▶ _WHAT YOU WILL DO_
Exclude the pictures and return every line exactly as written.

****************************************

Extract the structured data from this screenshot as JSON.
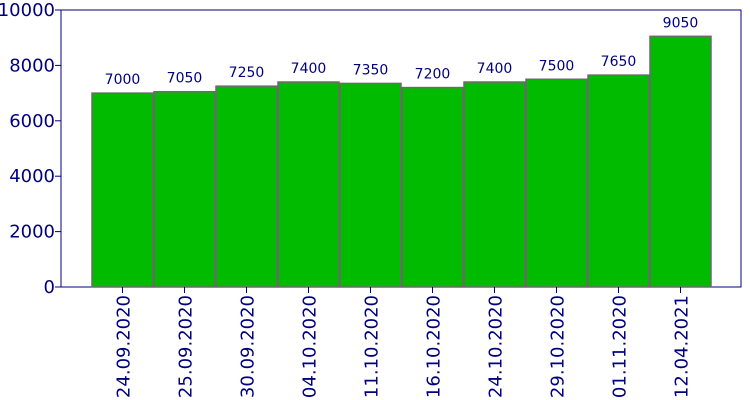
{
  "chart_data": {
    "type": "bar",
    "categories": [
      "24.09.2020",
      "25.09.2020",
      "30.09.2020",
      "04.10.2020",
      "11.10.2020",
      "16.10.2020",
      "24.10.2020",
      "29.10.2020",
      "01.11.2020",
      "12.04.2021"
    ],
    "values": [
      7000,
      7050,
      7250,
      7400,
      7350,
      7200,
      7400,
      7500,
      7650,
      9050
    ],
    "data_labels": [
      "7000",
      "7050",
      "7250",
      "7400",
      "7350",
      "7200",
      "7400",
      "7500",
      "7650",
      "9050"
    ],
    "y_ticks": [
      "0",
      "2000",
      "4000",
      "6000",
      "8000",
      "10000"
    ],
    "y_tick_values": [
      0,
      2000,
      4000,
      6000,
      8000,
      10000
    ],
    "ylim": [
      0,
      10000
    ],
    "title": "",
    "xlabel": "",
    "ylabel": "",
    "grid": false,
    "legend": "none",
    "colors": {
      "bar_fill": "#00bb00",
      "bar_stroke": "#6b6b6b",
      "text": "#00007f",
      "axis": "#00007f"
    }
  }
}
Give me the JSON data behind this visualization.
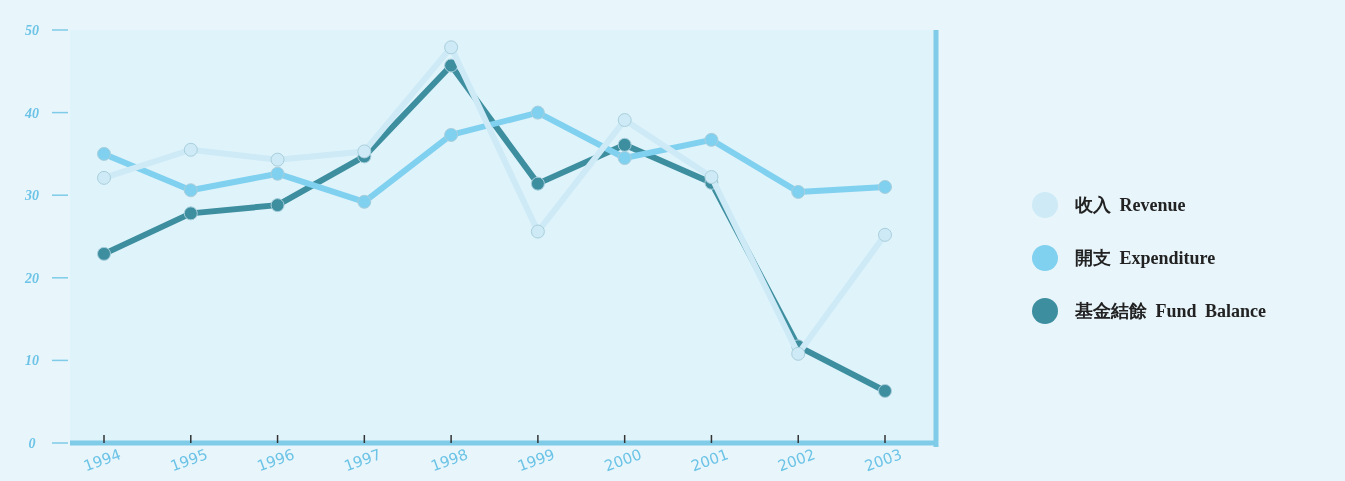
{
  "chart_data": {
    "type": "line",
    "categories": [
      "1994",
      "1995",
      "1996",
      "1997",
      "1998",
      "1999",
      "2000",
      "2001",
      "2002",
      "2003"
    ],
    "series": [
      {
        "name": "收入 Revenue",
        "color": "#cdeaf6",
        "values": [
          32.1,
          35.5,
          34.3,
          35.3,
          47.9,
          25.6,
          39.1,
          32.2,
          10.8,
          25.2
        ]
      },
      {
        "name": "開支 Expenditure",
        "color": "#80d0ef",
        "values": [
          35.0,
          30.6,
          32.6,
          29.2,
          37.3,
          40.0,
          34.5,
          36.7,
          30.4,
          31.0
        ]
      },
      {
        "name": "基金結餘 Fund Balance",
        "color": "#3d8e9f",
        "values": [
          22.9,
          27.8,
          28.8,
          34.7,
          45.7,
          31.4,
          36.1,
          31.5,
          11.7,
          6.3
        ]
      }
    ],
    "ylim": [
      0,
      50
    ],
    "yticks": [
      0,
      10,
      20,
      30,
      40,
      50
    ],
    "grid": false,
    "legend": "right",
    "marker": "circle",
    "line_style": "solid"
  }
}
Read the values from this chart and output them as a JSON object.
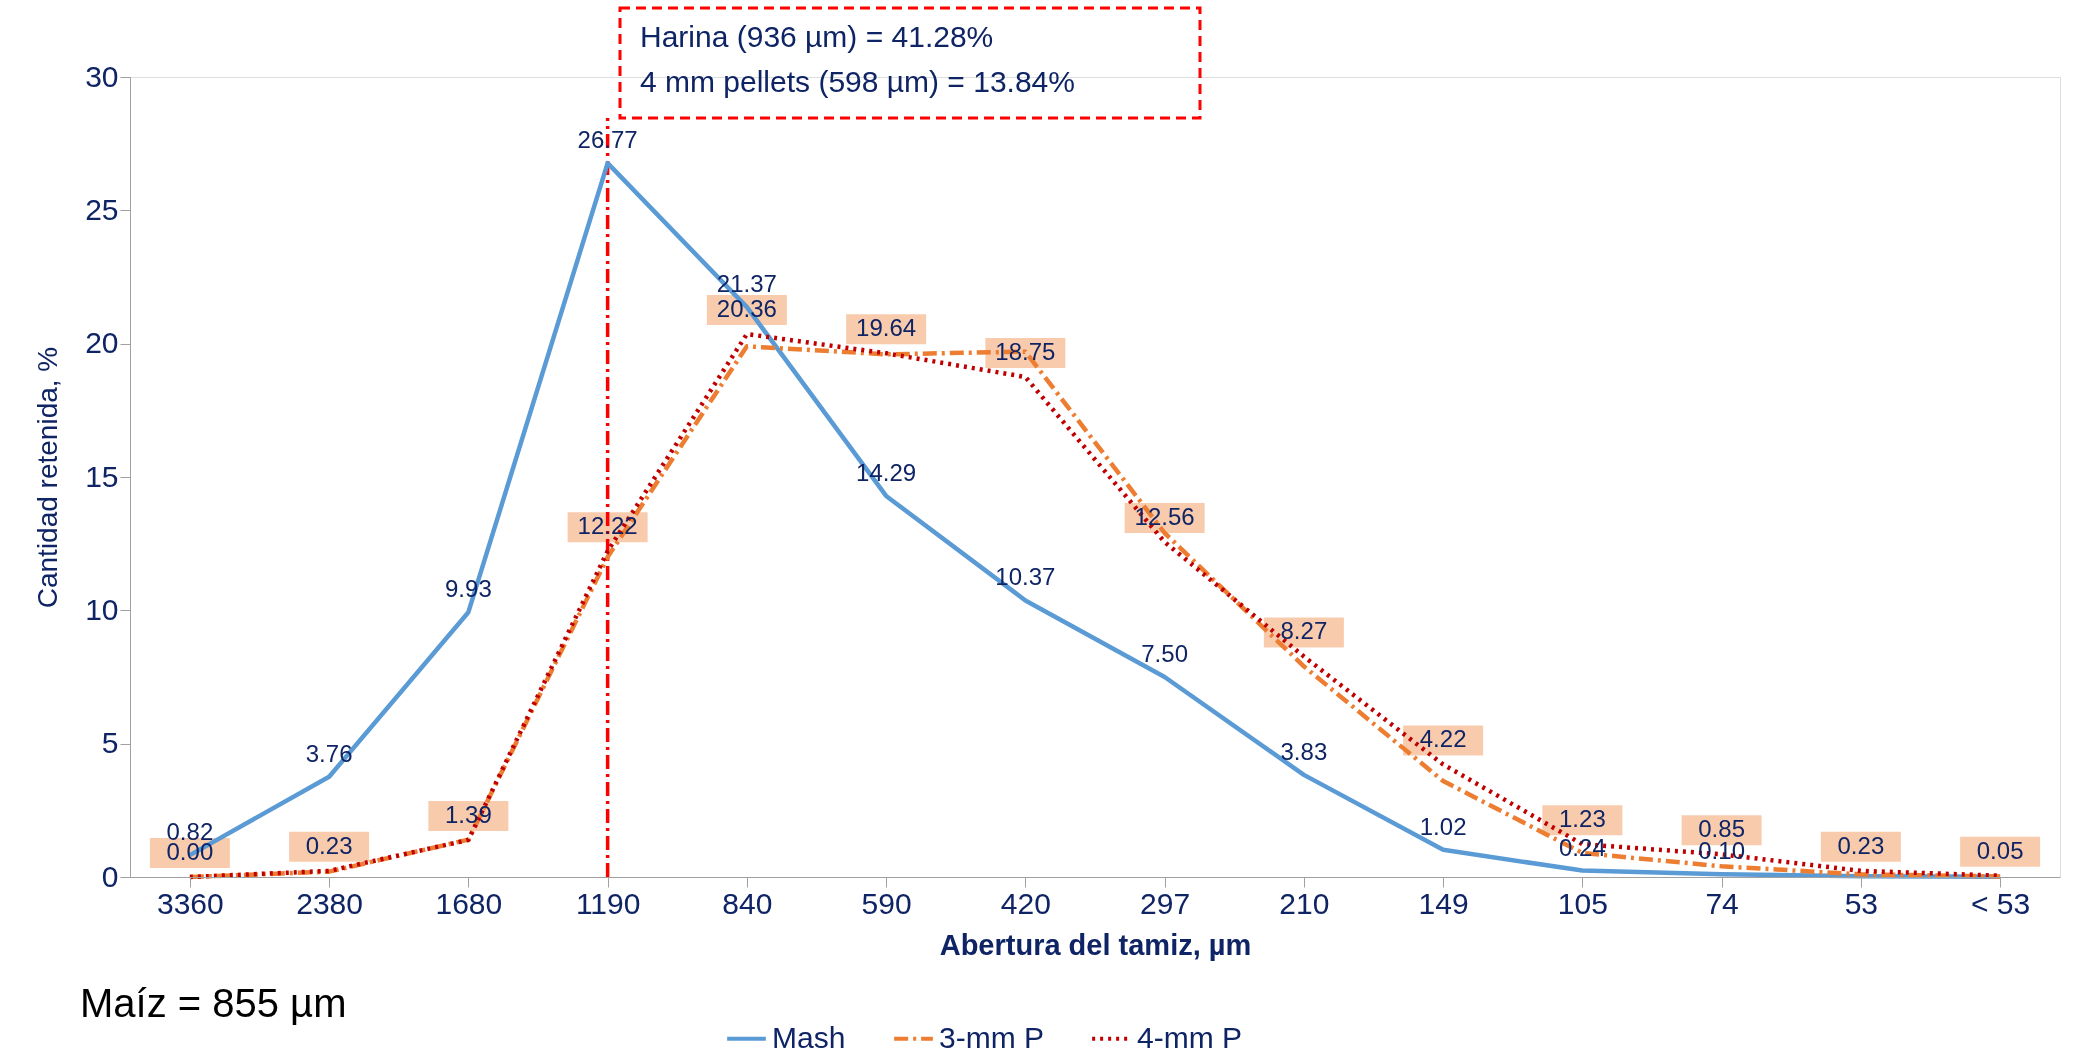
{
  "chart_data": {
    "type": "line",
    "xlabel": "Abertura del tamiz, µm",
    "ylabel": "Cantidad retenida, %",
    "categories": [
      "3360",
      "2380",
      "1680",
      "1190",
      "840",
      "590",
      "420",
      "297",
      "210",
      "149",
      "105",
      "74",
      "53",
      "< 53"
    ],
    "ylim": [
      0,
      30
    ],
    "yticks": [
      0,
      5,
      10,
      15,
      20,
      25,
      30
    ],
    "grid": false,
    "legend": "bottom",
    "marker": "none",
    "series": [
      {
        "name": "Mash",
        "color": "#5b9bd5",
        "line_style": "solid",
        "values": [
          0.82,
          3.76,
          9.93,
          26.77,
          21.37,
          14.29,
          10.37,
          7.5,
          3.83,
          1.02,
          0.24,
          0.1,
          0.03,
          0.01
        ],
        "value_labels": [
          "0.82",
          "3.76",
          "9.93",
          "26.77",
          "21.37",
          "14.29",
          "10.37",
          "7.50",
          "3.83",
          "1.02",
          "0.24",
          "0.10",
          null,
          null
        ]
      },
      {
        "name": "3-mm P",
        "color": "#ed7d31",
        "line_style": "dashed",
        "values": [
          0.0,
          0.2,
          1.4,
          12.0,
          19.9,
          19.6,
          19.7,
          12.9,
          7.9,
          3.6,
          0.9,
          0.4,
          0.1,
          0.02
        ]
      },
      {
        "name": "4-mm P",
        "color": "#c00000",
        "line_style": "dotted",
        "values": [
          0.0,
          0.23,
          1.39,
          12.22,
          20.36,
          19.64,
          18.75,
          12.56,
          8.27,
          4.22,
          1.23,
          0.85,
          0.23,
          0.05
        ],
        "value_labels": [
          "0.00",
          "0.23",
          "1.39",
          "12.22",
          "20.36",
          "19.64",
          "18.75",
          "12.56",
          "8.27",
          "4.22",
          "1.23",
          "0.85",
          "0.23",
          "0.05"
        ]
      }
    ],
    "ref_lines": [
      {
        "axis": "x",
        "value": "1190",
        "color": "#ff0000",
        "line_style": "dashed"
      }
    ],
    "annotations": [
      "Harina (936 µm) = 41.28%",
      "4 mm pellets (598 µm) = 13.84%",
      "Maíz = 855 µm"
    ]
  }
}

****************************************

▶ _THE RESPONSE_
Extract the structured data from this screenshot as JSON.
{
  "chart_data": {
    "type": "bar",
    "categories": [
      "24.09.2020",
      "25.09.2020",
      "30.09.2020",
      "04.10.2020",
      "11.10.2020",
      "16.10.2020",
      "24.10.2020",
      "29.10.2020",
      "01.11.2020",
      "12.04.2021"
    ],
    "values": [
      7000,
      7050,
      7250,
      7400,
      7350,
      7200,
      7400,
      7500,
      7650,
      9050
    ],
    "data_labels": [
      "7000",
      "7050",
      "7250",
      "7400",
      "7350",
      "7200",
      "7400",
      "7500",
      "7650",
      "9050"
    ],
    "y_ticks": [
      "0",
      "2000",
      "4000",
      "6000",
      "8000",
      "10000"
    ],
    "y_tick_values": [
      0,
      2000,
      4000,
      6000,
      8000,
      10000
    ],
    "ylim": [
      0,
      10000
    ],
    "title": "",
    "xlabel": "",
    "ylabel": "",
    "grid": false,
    "legend": "none",
    "colors": {
      "bar_fill": "#00bb00",
      "bar_stroke": "#6b6b6b",
      "text": "#00007f",
      "axis": "#00007f"
    }
  }
}
Give me the JSON data behind this visualization.
{
  "chart_data": {
    "type": "line",
    "categories": [
      "1994",
      "1995",
      "1996",
      "1997",
      "1998",
      "1999",
      "2000",
      "2001",
      "2002",
      "2003"
    ],
    "series": [
      {
        "name": "收入 Revenue",
        "color": "#cdeaf6",
        "values": [
          32.1,
          35.5,
          34.3,
          35.3,
          47.9,
          25.6,
          39.1,
          32.2,
          10.8,
          25.2
        ]
      },
      {
        "name": "開支 Expenditure",
        "color": "#80d0ef",
        "values": [
          35.0,
          30.6,
          32.6,
          29.2,
          37.3,
          40.0,
          34.5,
          36.7,
          30.4,
          31.0
        ]
      },
      {
        "name": "基金結餘 Fund Balance",
        "color": "#3d8e9f",
        "values": [
          22.9,
          27.8,
          28.8,
          34.7,
          45.7,
          31.4,
          36.1,
          31.5,
          11.7,
          6.3
        ]
      }
    ],
    "ylim": [
      0,
      50
    ],
    "yticks": [
      0,
      10,
      20,
      30,
      40,
      50
    ],
    "grid": false,
    "legend": "right",
    "marker": "circle",
    "line_style": "solid"
  }
}
Read the values from this chart and output them as a JSON object.
{
  "chart_data": {
    "type": "line",
    "xlabel": "Abertura del tamiz, µm",
    "ylabel": "Cantidad retenida, %",
    "categories": [
      "3360",
      "2380",
      "1680",
      "1190",
      "840",
      "590",
      "420",
      "297",
      "210",
      "149",
      "105",
      "74",
      "53",
      "< 53"
    ],
    "ylim": [
      0,
      30
    ],
    "yticks": [
      0,
      5,
      10,
      15,
      20,
      25,
      30
    ],
    "grid": false,
    "legend": "bottom",
    "marker": "none",
    "series": [
      {
        "name": "Mash",
        "color": "#5b9bd5",
        "line_style": "solid",
        "values": [
          0.82,
          3.76,
          9.93,
          26.77,
          21.37,
          14.29,
          10.37,
          7.5,
          3.83,
          1.02,
          0.24,
          0.1,
          0.03,
          0.01
        ],
        "value_labels": [
          "0.82",
          "3.76",
          "9.93",
          "26.77",
          "21.37",
          "14.29",
          "10.37",
          "7.50",
          "3.83",
          "1.02",
          "0.24",
          "0.10",
          null,
          null
        ]
      },
      {
        "name": "3-mm P",
        "color": "#ed7d31",
        "line_style": "dashed",
        "values": [
          0.0,
          0.2,
          1.4,
          12.0,
          19.9,
          19.6,
          19.7,
          12.9,
          7.9,
          3.6,
          0.9,
          0.4,
          0.1,
          0.02
        ]
      },
      {
        "name": "4-mm P",
        "color": "#c00000",
        "line_style": "dotted",
        "values": [
          0.0,
          0.23,
          1.39,
          12.22,
          20.36,
          19.64,
          18.75,
          12.56,
          8.27,
          4.22,
          1.23,
          0.85,
          0.23,
          0.05
        ],
        "value_labels": [
          "0.00",
          "0.23",
          "1.39",
          "12.22",
          "20.36",
          "19.64",
          "18.75",
          "12.56",
          "8.27",
          "4.22",
          "1.23",
          "0.85",
          "0.23",
          "0.05"
        ]
      }
    ],
    "ref_lines": [
      {
        "axis": "x",
        "value": "1190",
        "color": "#ff0000",
        "line_style": "dashed"
      }
    ],
    "annotations": [
      "Harina (936 µm) = 41.28%",
      "4 mm pellets (598 µm) = 13.84%",
      "Maíz = 855 µm"
    ]
  }
}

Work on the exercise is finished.